It's not a compelling case against homosexual marriage, it's the case for traditional families. My point is that over the past 100 years, laws have been passed to give incentives for married people to stick together in order to strengthen families. The underlying assumption is that one parent will work, and the other parent will stay at home with the kids raising them. The laws make it easier for families to live under a single income.

 

The point is that there are civil unions which grant homosexual couples many of the same protection as marriage, but not all of them. Homosexuals want "marriage" because they want all the benefits of marriage; I'm arguing that these benefits of marriage aren't really applicable to homosexual couples because they can't procreate. When these laws were passed giving bonuses to marriage, they had the intent of helping and protecting children by keeping their parents together. They weren't passed trying to make two classes of people.

 

Another thing that is irksome is the fact that pretty much everywhere in the U.S. recognizes civil unions, which is the same thing as marriage without the heterosexual part. There are still benefits civil unions don't receive that marriages do, but that's because marriage is meant for procreation and raising families, and civil unions are meant for people that are devoted to one another.

 

Homosexuals are fighting for the definition of marriage to change because they feel it's easier to change one word to get all benefits immediately instead of having to explain why they need the same incentives for marriage meant to keep children safe.

 

EDIT:

http://www.lifesitenews.com/news/im-gay-and-i-oppose-gay-marriage

In our sometimes misguided efforts to expand our freedom, selfish adults have systematically dismantled that which is most precious to children as they grow and develop. That’s why I am now speaking out against same-sex marriage.

By the way, I am gay.

 

...

 

Genderless marriage now enjoys an aura of equality and fairness, which suggests that the framers of the Fourteenth Amendment had same-sex marriages in mind as they penned their magnificent giant leap forward for humanity. While this situation is highly unlikely, those who selfishly seek additional “rights” for themselves have found their justification in the penumbra they now sense surrounding legitimate civil rights.

**Recorded data:**
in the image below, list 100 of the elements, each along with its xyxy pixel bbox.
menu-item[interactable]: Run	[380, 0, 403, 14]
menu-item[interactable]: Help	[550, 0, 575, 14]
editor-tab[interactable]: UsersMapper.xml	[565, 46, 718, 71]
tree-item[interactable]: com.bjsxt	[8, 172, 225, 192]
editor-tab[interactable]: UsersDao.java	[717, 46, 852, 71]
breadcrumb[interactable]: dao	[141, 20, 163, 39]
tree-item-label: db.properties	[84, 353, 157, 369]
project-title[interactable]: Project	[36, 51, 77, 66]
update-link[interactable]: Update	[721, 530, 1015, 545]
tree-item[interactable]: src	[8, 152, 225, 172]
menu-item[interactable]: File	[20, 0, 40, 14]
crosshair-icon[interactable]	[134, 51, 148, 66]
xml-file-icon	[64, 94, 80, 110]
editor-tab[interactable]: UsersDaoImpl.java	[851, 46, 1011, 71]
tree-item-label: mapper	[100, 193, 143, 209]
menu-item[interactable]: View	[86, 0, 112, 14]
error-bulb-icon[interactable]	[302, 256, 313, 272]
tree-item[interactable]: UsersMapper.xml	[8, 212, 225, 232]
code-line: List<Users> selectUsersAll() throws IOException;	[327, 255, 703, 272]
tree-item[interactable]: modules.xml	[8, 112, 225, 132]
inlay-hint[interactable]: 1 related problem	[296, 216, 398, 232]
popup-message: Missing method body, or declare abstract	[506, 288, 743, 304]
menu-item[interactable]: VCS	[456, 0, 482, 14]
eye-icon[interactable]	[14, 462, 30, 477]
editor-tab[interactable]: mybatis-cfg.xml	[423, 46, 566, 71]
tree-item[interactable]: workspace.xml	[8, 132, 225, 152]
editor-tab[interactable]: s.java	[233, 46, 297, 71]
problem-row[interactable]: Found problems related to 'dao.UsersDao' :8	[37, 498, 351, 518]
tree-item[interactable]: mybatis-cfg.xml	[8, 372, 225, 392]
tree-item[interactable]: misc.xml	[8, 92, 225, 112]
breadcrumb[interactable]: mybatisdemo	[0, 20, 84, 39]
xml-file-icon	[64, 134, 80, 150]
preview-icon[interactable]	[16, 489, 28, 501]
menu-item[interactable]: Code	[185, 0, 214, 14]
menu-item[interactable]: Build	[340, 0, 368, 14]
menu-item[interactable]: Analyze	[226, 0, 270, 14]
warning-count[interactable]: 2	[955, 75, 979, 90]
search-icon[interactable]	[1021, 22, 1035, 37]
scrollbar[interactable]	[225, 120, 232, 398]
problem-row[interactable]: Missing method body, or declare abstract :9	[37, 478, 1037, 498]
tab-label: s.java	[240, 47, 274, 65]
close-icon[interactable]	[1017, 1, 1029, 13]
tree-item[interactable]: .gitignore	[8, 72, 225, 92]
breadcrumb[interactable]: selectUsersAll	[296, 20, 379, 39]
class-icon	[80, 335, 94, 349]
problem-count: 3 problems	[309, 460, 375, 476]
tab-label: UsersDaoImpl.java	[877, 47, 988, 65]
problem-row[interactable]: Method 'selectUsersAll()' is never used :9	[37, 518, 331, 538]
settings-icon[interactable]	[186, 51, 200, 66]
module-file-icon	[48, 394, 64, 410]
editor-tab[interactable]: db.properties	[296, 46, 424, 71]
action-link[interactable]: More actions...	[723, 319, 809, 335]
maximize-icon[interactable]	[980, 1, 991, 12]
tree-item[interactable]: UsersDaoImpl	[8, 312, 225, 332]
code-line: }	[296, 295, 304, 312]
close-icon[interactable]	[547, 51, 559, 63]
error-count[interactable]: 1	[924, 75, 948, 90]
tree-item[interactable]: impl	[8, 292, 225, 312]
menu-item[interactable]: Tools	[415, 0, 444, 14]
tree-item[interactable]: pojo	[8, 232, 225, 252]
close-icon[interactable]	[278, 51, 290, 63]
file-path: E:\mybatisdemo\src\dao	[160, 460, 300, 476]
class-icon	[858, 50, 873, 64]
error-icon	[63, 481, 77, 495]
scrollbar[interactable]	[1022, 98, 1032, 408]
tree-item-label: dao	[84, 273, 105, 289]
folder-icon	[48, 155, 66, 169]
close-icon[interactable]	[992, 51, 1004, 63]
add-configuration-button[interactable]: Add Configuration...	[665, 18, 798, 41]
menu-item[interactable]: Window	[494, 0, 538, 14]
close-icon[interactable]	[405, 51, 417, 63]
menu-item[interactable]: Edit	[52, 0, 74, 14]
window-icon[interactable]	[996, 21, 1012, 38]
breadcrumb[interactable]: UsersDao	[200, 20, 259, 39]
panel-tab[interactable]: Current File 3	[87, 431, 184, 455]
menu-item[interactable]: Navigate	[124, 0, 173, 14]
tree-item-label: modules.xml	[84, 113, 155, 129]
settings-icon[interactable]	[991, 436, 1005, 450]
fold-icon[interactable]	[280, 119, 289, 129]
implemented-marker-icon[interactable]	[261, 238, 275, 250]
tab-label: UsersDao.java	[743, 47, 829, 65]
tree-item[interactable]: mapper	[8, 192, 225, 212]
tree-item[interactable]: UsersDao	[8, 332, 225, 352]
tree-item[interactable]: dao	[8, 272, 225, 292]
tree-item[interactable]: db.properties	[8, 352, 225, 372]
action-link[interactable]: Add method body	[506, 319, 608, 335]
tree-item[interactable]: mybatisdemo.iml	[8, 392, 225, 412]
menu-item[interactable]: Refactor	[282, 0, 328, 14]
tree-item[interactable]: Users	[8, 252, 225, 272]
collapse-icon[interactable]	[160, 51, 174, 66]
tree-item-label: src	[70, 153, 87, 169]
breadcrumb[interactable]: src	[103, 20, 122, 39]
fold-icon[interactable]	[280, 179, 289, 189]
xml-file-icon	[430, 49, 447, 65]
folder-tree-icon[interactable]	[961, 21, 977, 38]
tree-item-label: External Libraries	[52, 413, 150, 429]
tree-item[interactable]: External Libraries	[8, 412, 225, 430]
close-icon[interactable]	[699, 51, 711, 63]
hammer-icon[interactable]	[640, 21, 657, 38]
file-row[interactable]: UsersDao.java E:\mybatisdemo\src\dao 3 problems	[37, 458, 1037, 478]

--

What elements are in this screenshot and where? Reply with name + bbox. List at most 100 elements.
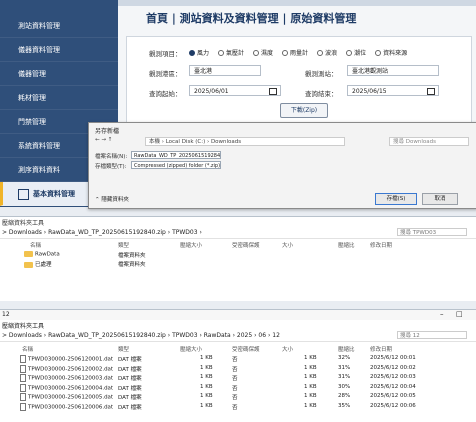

**Challenges:**
1 – In the post on marriage and civil unions, what underlying assumption does the writer attribute to the marriage laws passed over the past 100 years?
2 – Extend the post on marriage and civil unions, beginning after its final sentence.
The rows have no connection to the text about marriage laws.

**Responses for each task:**
1 – The assumption is that one parent will work and the other will stay at home raising the kids.

2 –
Same-sex marriage will not expand rights and freedoms in our nation. It will not redefine marriage. It will undefine it.

This isn’t the first time our society has undefined marriage. No-fault divorce, instituted all across our country, sounded like a good idea at the time. Its unintended consequence was that it changed forever the definition of marriage from a permanent relationship between spouses to a temporary one. Sadly, children became collateral damage in the selfish pursuits of adults.

Same-sex marriage will do the same, depriving children of their right to either a mom or a dad. This is not a small deal. Children are being reduced to chattel-like sources of fulfillment. On one side, their family tree consists not of ancestors, but of a small army of anonymous surrogates, donors, and attorneys who pinch-hit for the absent gender in genderless marriages. Gays and lesbians demand that they have a “right” to have children to complete their sense of personal fulfillment, and in so doing, are trumping the right that children have to both a mother and a father—a right that same-sex marriage tramples over.

Same-sex marriage will undefine marriage and unravel it, and in so doing, it will undefine children. It will ultimately lead to undefining humanity. This is neither “progressive” nor “conservative” legislation. It is “regressive” legislation.

Nowhere on any marriage license application in any state are the applicants asked, “Do you love each other?” Yet this is the basis on which same-sex marriage proponents seek to change our laws. Is the state really in the business of celebrating our romantic lives?

The mantra I heard repeatedly in Minnesota was that “marriage is about love, commitment, and responsibility.” But these three things are not the state’s interests in marriage. Marriage, from the state’s perspective, is about kids. Period. That’s the reason the institution exists. We should tremble at and fear the notion of undoing it.

For a nation that has no trouble selfishly creating a seventeen-trillion-dollar (and growing) deficit it will soon hand off to its children and grandchildren, perhaps this is asking too much. But for the sake of all children and those yet to be born, we need to slow down and seriously consider the unintended consequences of undefining marriage. Otherwise, we risk treating our progeny as expendable pawns, sacrificed in the name of self-fulfillment. We can do better than that.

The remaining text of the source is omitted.